(WHAT THE EXERCISE ASKS)
Restate the data exactly as given and keep the pictures out.

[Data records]

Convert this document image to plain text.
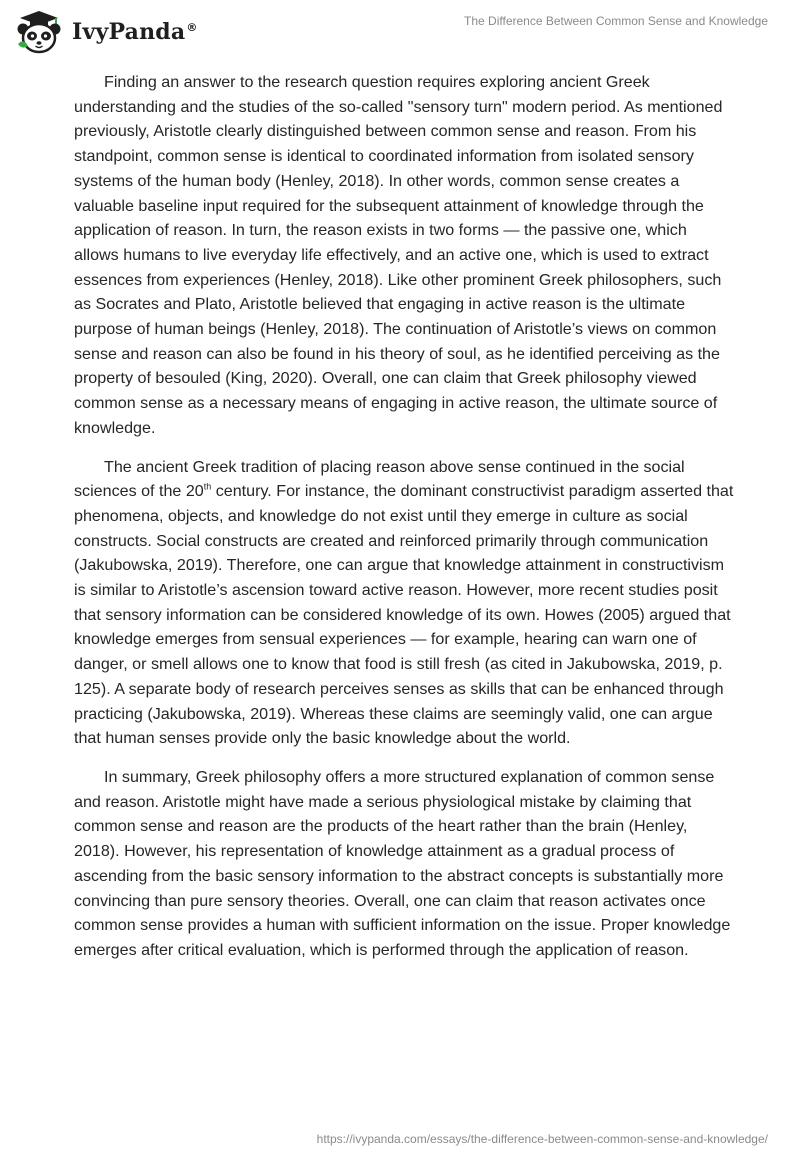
IvyPanda®	The Difference Between Common Sense and Knowledge

Finding an answer to the research question requires exploring ancient Greek understanding and the studies of the so-called "sensory turn" modern period. As mentioned previously, Aristotle clearly distinguished between common sense and reason. From his standpoint, common sense is identical to coordinated information from isolated sensory systems of the human body (Henley, 2018). In other words, common sense creates a valuable baseline input required for the subsequent attainment of knowledge through the application of reason. In turn, the reason exists in two forms — the passive one, which allows humans to live everyday life effectively, and an active one, which is used to extract essences from experiences (Henley, 2018). Like other prominent Greek philosophers, such as Socrates and Plato, Aristotle believed that engaging in active reason is the ultimate purpose of human beings (Henley, 2018). The continuation of Aristotle’s views on common sense and reason can also be found in his theory of soul, as he identified perceiving as the property of besouled (King, 2020). Overall, one can claim that Greek philosophy viewed common sense as a necessary means of engaging in active reason, the ultimate source of knowledge.

The ancient Greek tradition of placing reason above sense continued in the social sciences of the 20th century. For instance, the dominant constructivist paradigm asserted that phenomena, objects, and knowledge do not exist until they emerge in culture as social constructs. Social constructs are created and reinforced primarily through communication (Jakubowska, 2019). Therefore, one can argue that knowledge attainment in constructivism is similar to Aristotle’s ascension toward active reason. However, more recent studies posit that sensory information can be considered knowledge of its own. Howes (2005) argued that knowledge emerges from sensual experiences — for example, hearing can warn one of danger, or smell allows one to know that food is still fresh (as cited in Jakubowska, 2019, p. 125). A separate body of research perceives senses as skills that can be enhanced through practicing (Jakubowska, 2019). Whereas these claims are seemingly valid, one can argue that human senses provide only the basic knowledge about the world.

In summary, Greek philosophy offers a more structured explanation of common sense and reason. Aristotle might have made a serious physiological mistake by claiming that common sense and reason are the products of the heart rather than the brain (Henley, 2018). However, his representation of knowledge attainment as a gradual process of ascending from the basic sensory information to the abstract concepts is substantially more convincing than pure sensory theories. Overall, one can claim that reason activates once common sense provides a human with sufficient information on the issue. Proper knowledge emerges after critical evaluation, which is performed through the application of reason.

https://ivypanda.com/essays/the-difference-between-common-sense-and-knowledge/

(SOLUTION BELOW)
Convert this document image to plain text.
IvyPanda®	The Difference Between Common Sense and Knowledge

Finding an answer to the research question requires exploring ancient Greek understanding and the studies of the so-called "sensory turn" modern period. As mentioned previously, Aristotle clearly distinguished between common sense and reason. From his standpoint, common sense is identical to coordinated information from isolated sensory systems of the human body (Henley, 2018). In other words, common sense creates a valuable baseline input required for the subsequent attainment of knowledge through the application of reason. In turn, the reason exists in two forms — the passive one, which allows humans to live everyday life effectively, and an active one, which is used to extract essences from experiences (Henley, 2018). Like other prominent Greek philosophers, such as Socrates and Plato, Aristotle believed that engaging in active reason is the ultimate purpose of human beings (Henley, 2018). The continuation of Aristotle’s views on common sense and reason can also be found in his theory of soul, as he identified perceiving as the property of besouled (King, 2020). Overall, one can claim that Greek philosophy viewed common sense as a necessary means of engaging in active reason, the ultimate source of knowledge.

The ancient Greek tradition of placing reason above sense continued in the social sciences of the 20th century. For instance, the dominant constructivist paradigm asserted that phenomena, objects, and knowledge do not exist until they emerge in culture as social constructs. Social constructs are created and reinforced primarily through communication (Jakubowska, 2019). Therefore, one can argue that knowledge attainment in constructivism is similar to Aristotle’s ascension toward active reason. However, more recent studies posit that sensory information can be considered knowledge of its own. Howes (2005) argued that knowledge emerges from sensual experiences — for example, hearing can warn one of danger, or smell allows one to know that food is still fresh (as cited in Jakubowska, 2019, p. 125). A separate body of research perceives senses as skills that can be enhanced through practicing (Jakubowska, 2019). Whereas these claims are seemingly valid, one can argue that human senses provide only the basic knowledge about the world.

In summary, Greek philosophy offers a more structured explanation of common sense and reason. Aristotle might have made a serious physiological mistake by claiming that common sense and reason are the products of the heart rather than the brain (Henley, 2018). However, his representation of knowledge attainment as a gradual process of ascending from the basic sensory information to the abstract concepts is substantially more convincing than pure sensory theories. Overall, one can claim that reason activates once common sense provides a human with sufficient information on the issue. Proper knowledge emerges after critical evaluation, which is performed through the application of reason.

https://ivypanda.com/essays/the-difference-between-common-sense-and-knowledge/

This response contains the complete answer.